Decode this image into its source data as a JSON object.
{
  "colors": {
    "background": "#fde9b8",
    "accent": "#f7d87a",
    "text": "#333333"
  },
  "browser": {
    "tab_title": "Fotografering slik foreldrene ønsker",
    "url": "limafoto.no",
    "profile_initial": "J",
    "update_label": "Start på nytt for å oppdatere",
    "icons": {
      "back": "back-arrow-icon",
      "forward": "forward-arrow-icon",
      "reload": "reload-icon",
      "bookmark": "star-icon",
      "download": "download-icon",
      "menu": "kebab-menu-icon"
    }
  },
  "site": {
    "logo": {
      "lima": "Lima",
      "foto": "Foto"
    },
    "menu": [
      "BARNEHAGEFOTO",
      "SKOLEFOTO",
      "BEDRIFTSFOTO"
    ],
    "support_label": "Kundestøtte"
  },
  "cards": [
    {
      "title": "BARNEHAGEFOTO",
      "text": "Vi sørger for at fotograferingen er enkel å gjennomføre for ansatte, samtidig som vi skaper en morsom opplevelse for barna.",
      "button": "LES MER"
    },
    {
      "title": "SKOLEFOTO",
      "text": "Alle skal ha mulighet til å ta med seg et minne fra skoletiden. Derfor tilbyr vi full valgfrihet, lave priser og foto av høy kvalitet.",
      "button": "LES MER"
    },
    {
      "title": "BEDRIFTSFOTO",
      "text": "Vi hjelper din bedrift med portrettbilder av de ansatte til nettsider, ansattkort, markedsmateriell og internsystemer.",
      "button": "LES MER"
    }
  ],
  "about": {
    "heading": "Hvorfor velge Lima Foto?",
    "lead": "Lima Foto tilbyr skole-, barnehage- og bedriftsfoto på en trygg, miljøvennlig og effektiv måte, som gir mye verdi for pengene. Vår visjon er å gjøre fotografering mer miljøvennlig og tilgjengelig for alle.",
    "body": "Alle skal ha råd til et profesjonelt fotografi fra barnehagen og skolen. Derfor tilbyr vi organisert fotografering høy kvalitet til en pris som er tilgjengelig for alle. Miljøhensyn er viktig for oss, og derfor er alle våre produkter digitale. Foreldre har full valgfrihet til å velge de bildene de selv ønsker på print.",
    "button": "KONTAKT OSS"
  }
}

Brief :: Lines containing the word "full" are to be tallied; report only the total.

Solution to the problem :: 2